-- begin Records provided --
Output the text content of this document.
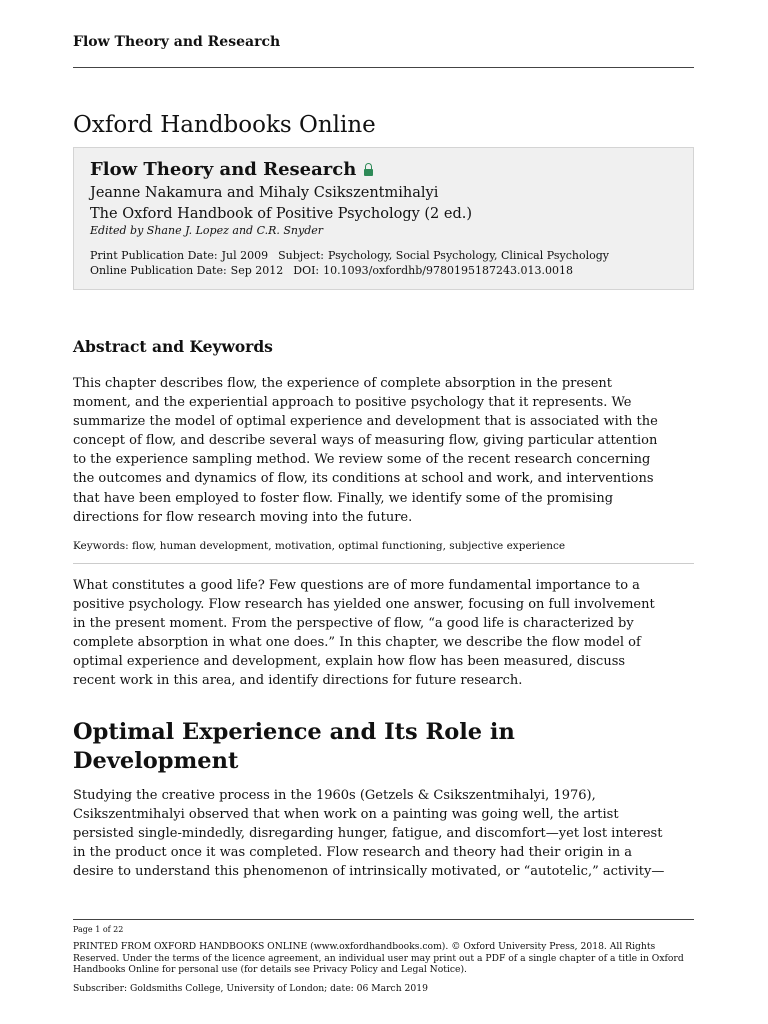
Flow Theory and Research
Oxford Handbooks Online
Flow Theory and Research
Jeanne Nakamura and Mihaly Csikszentmihalyi
The Oxford Handbook of Positive Psychology (2 ed.)
Edited by Shane J. Lopez and C.R. Snyder
Print Publication Date: Jul 2009 Subject: Psychology, Social Psychology, Clinical Psychology
Online Publication Date: Sep 2012 DOI: 10.1093/oxfordhb/9780195187243.013.0018
Abstract and Keywords
This chapter describes flow, the experience of complete absorption in the present
moment, and the experiential approach to positive psychology that it represents. We
summarize the model of optimal experience and development that is associated with the
concept of flow, and describe several ways of measuring flow, giving particular attention
to the experience sampling method. We review some of the recent research concerning
the outcomes and dynamics of flow, its conditions at school and work, and interventions
that have been employed to foster flow. Finally, we identify some of the promising
directions for flow research moving into the future.
Keywords: flow, human development, motivation, optimal functioning, subjective experience
What constitutes a good life? Few questions are of more fundamental importance to a
positive psychology. Flow research has yielded one answer, focusing on full involvement
in the present moment. From the perspective of flow, “a good life is characterized by
complete absorption in what one does.” In this chapter, we describe the flow model of
optimal experience and development, explain how flow has been measured, discuss
recent work in this area, and identify directions for future research.
Optimal Experience and Its Role in
Development
Studying the creative process in the 1960s (Getzels & Csikszentmihalyi, 1976),
Csikszentmihalyi observed that when work on a painting was going well, the artist
persisted single-mindedly, disregarding hunger, fatigue, and discomfort—yet lost interest
in the product once it was completed. Flow research and theory had their origin in a
desire to understand this phenomenon of intrinsically motivated, or “autotelic,” activity—
Page 1 of 22
PRINTED FROM OXFORD HANDBOOKS ONLINE (www.oxfordhandbooks.com). © Oxford University Press, 2018. All Rights Reserved. Under the terms of the licence agreement, an individual user may print out a PDF of a single chapter of a title in Oxford Handbooks Online for personal use (for details see Privacy Policy and Legal Notice).
Subscriber: Goldsmiths College, University of London; date: 06 March 2019
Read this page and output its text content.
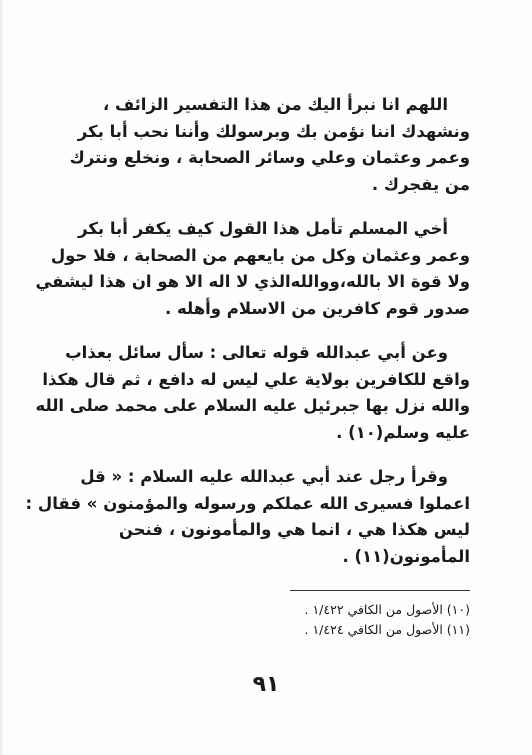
اللهم انا نبرأ اليك من هذا التفسير الزائف ،
ونشهدك اننا نؤمن بك وبرسولك وأننا نحب أبا بكر
وعمر وعثمان وعلي وسائر الصحابة ، ونخلع ونترك
من يفجرك .

أخي المسلم تأمل هذا القول كيف يكفر أبا بكر
وعمر وعثمان وكل من بايعهم من الصحابة ، فلا حول
ولا قوة الا بالله،ووالله‌الذي لا اله الا هو ان هذا ليشفي
صدور قوم كافرين من الاسلام وأهله .

وعن أبي عبدالله قوله تعالى : سأل سائل بعذاب
واقع للكافرين بولاية علي ليس له دافع ، ثم قال هكذا
والله نزل بها جبرئيل عليه السلام على محمد صلى الله
عليه وسلم(١٠) .

وقرأ رجل عند أبي عبدالله عليه السلام : « قل
اعملوا فسيرى الله عملكم ورسوله والمؤمنون » فقال :
ليس هكذا هي ، انما هي والمأمونون ، فنحن
المأمونون(١١) .

(١٠) الأصول من الكافي ١/٤٢٢ .
(١١) الأصول من الكافي ١/٤٢٤ .
٩١
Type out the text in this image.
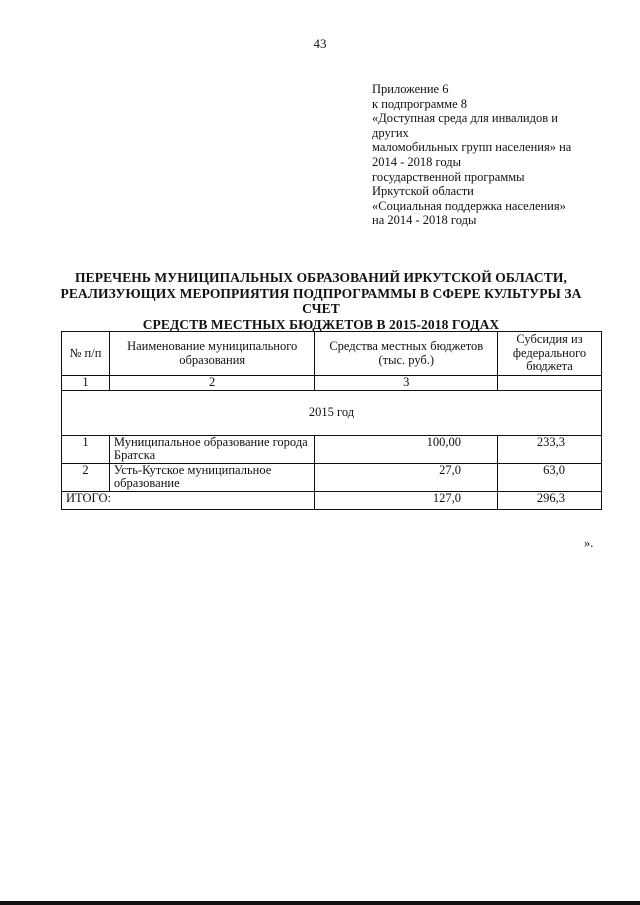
43
Приложение 6
к подпрограмме 8
«Доступная среда для инвалидов и
других
маломобильных групп населения» на
2014 - 2018 годы
государственной программы
Иркутской области
«Социальная поддержка населения»
на 2014 - 2018 годы
ПЕРЕЧЕНЬ МУНИЦИПАЛЬНЫХ ОБРАЗОВАНИЙ ИРКУТСКОЙ ОБЛАСТИ,
РЕАЛИЗУЮЩИХ МЕРОПРИЯТИЯ ПОДПРОГРАММЫ В СФЕРЕ КУЛЬТУРЫ ЗА СЧЕТ
СРЕДСТВ МЕСТНЫХ БЮДЖЕТОВ В 2015-2018 ГОДАХ
№ п/п	Наименование муниципального образования	Средства местных бюджетов (тыс. руб.)	Субсидия из федерального бюджета
1	2	3	
2015 год			
1	Муниципальное образование города Братска	100,00	233,3
2	Усть-Кутское муниципальное образование	27,0	63,0
ИТОГО:		127,0	296,3
».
-- end Records provided --
Exercise objective:
Using the material above, report each line where "образование" occurs.

Written answer:
1	Муниципальное образование города Братска	100,00	233,3
2	Усть-Кутское муниципальное образование	27,0	63,0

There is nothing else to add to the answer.